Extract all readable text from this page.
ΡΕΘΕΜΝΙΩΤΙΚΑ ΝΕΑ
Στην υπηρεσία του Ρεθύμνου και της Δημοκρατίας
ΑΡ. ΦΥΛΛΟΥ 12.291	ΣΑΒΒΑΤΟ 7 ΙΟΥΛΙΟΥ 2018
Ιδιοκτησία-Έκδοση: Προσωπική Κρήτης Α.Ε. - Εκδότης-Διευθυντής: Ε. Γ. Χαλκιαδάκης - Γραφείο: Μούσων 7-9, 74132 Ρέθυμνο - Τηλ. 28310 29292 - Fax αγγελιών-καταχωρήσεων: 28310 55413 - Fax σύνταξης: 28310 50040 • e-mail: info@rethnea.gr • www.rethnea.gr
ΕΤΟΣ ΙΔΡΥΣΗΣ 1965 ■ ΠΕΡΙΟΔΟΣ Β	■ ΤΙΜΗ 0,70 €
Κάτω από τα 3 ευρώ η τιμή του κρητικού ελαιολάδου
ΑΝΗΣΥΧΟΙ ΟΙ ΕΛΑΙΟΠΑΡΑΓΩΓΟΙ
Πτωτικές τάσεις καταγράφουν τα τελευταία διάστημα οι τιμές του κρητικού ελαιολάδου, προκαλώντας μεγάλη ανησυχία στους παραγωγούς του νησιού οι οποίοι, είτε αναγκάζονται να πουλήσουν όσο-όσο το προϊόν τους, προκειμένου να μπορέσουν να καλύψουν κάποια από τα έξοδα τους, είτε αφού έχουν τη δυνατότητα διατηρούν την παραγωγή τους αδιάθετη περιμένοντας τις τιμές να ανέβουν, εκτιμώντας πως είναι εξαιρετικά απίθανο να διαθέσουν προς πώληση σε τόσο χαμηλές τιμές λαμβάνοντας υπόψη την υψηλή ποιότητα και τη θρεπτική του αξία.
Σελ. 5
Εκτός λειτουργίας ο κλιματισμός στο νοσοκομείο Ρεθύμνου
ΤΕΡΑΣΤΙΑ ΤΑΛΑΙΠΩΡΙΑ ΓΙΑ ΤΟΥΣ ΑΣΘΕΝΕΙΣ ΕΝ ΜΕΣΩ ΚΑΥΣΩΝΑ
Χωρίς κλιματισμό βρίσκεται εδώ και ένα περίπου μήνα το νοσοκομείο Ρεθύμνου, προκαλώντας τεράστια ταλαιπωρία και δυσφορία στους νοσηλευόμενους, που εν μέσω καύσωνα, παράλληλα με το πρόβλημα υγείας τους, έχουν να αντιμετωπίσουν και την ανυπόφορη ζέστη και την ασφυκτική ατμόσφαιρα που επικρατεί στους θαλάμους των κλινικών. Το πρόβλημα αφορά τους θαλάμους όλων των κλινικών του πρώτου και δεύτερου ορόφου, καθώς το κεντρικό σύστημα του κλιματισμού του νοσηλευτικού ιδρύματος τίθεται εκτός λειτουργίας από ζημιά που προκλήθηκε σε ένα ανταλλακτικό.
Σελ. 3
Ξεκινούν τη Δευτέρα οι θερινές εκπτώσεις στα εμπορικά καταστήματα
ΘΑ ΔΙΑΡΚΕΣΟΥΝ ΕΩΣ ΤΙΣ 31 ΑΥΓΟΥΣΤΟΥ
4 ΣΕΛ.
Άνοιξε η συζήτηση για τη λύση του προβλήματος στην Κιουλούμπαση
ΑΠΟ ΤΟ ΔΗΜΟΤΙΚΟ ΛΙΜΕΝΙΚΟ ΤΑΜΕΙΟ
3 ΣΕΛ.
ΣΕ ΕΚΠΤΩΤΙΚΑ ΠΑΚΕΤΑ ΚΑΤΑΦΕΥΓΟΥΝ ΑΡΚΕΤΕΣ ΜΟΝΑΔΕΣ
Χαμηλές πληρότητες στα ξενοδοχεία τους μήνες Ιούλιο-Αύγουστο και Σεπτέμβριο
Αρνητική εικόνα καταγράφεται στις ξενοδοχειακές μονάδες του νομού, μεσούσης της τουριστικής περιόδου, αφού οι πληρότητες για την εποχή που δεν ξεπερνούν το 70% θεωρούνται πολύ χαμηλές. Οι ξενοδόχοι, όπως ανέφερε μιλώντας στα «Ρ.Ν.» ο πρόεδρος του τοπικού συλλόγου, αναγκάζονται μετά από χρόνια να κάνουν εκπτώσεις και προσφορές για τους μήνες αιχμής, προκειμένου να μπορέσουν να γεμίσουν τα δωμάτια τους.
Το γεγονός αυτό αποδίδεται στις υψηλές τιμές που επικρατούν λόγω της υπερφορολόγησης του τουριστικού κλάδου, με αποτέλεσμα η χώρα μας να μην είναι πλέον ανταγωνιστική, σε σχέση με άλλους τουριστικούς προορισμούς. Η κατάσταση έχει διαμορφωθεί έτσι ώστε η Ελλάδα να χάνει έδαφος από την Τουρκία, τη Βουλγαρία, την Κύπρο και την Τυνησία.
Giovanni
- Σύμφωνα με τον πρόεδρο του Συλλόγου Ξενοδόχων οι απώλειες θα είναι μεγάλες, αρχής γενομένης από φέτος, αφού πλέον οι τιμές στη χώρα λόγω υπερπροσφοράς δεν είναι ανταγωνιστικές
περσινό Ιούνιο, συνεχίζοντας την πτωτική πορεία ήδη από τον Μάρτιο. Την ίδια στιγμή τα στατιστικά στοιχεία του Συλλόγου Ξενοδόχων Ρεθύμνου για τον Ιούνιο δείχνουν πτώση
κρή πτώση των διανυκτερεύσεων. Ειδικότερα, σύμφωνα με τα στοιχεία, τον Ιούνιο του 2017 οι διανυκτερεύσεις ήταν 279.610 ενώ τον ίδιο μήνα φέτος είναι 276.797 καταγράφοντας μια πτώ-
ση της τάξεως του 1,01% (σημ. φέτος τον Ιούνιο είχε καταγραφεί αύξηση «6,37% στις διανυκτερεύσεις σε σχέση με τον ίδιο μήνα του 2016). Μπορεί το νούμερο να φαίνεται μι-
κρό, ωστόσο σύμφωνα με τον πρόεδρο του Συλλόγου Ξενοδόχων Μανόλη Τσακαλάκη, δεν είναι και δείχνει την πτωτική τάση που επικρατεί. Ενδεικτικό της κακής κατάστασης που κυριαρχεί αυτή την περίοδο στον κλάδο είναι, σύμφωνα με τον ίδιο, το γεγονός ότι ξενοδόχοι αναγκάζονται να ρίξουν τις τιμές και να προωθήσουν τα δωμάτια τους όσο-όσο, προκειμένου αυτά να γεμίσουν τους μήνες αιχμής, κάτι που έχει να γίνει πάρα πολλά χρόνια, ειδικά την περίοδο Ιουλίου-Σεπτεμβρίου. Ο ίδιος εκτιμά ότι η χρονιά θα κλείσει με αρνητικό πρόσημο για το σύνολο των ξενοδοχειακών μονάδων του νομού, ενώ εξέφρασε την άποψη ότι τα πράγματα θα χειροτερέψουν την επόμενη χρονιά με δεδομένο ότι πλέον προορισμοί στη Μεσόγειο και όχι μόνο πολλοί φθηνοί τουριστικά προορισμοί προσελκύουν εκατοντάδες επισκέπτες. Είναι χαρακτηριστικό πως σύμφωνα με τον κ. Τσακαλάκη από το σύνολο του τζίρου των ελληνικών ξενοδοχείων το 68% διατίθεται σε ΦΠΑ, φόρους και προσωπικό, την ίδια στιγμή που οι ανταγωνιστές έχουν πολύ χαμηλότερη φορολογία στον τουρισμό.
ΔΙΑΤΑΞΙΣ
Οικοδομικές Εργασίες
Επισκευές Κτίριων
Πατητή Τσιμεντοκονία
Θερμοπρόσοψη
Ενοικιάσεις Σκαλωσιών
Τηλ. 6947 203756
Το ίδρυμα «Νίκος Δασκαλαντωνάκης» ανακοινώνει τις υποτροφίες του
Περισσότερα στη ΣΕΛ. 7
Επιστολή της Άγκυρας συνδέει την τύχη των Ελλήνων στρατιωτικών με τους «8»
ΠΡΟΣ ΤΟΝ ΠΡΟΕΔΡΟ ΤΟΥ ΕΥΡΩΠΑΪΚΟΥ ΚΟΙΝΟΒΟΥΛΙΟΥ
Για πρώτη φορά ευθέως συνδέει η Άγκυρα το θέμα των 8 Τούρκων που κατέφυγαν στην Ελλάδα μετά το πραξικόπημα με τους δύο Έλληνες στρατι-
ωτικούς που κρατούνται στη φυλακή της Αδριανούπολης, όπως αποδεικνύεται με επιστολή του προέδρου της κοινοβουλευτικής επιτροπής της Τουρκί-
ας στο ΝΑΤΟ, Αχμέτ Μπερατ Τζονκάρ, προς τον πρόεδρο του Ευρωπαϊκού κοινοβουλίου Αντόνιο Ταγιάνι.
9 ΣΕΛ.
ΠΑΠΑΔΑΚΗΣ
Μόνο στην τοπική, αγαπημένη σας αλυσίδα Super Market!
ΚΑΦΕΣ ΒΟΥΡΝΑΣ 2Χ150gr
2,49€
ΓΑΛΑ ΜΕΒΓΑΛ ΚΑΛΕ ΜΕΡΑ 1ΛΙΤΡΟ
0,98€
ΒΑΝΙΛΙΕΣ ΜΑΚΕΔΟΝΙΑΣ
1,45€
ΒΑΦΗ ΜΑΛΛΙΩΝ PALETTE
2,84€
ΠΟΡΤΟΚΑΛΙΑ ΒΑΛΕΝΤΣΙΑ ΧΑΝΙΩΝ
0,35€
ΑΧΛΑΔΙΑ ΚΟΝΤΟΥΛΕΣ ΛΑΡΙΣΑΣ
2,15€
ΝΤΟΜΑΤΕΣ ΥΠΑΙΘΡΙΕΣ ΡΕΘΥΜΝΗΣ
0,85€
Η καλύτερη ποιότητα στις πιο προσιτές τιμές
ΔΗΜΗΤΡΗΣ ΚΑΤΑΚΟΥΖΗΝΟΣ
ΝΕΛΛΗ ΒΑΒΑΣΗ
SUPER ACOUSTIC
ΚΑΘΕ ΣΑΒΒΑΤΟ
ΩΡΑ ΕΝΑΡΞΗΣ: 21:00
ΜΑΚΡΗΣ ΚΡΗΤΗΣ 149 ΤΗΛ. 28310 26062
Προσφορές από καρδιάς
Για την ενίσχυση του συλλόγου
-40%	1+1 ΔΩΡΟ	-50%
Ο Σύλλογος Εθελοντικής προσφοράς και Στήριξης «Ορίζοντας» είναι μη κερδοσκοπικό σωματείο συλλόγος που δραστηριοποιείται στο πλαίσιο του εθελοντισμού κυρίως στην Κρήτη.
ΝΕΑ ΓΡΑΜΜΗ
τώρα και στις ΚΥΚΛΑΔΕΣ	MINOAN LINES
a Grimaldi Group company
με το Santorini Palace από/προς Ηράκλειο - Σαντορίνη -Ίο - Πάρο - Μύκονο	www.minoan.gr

_THE REQUEST_
For each line above that contains the word "ΣΑΒΒΑΤΟ", copy that line.

_CORRECT RESULT_
ΑΡ. ΦΥΛΛΟΥ 12.291	ΣΑΒΒΑΤΟ 7 ΙΟΥΛΙΟΥ 2018
ΚΑΘΕ ΣΑΒΒΑΤΟ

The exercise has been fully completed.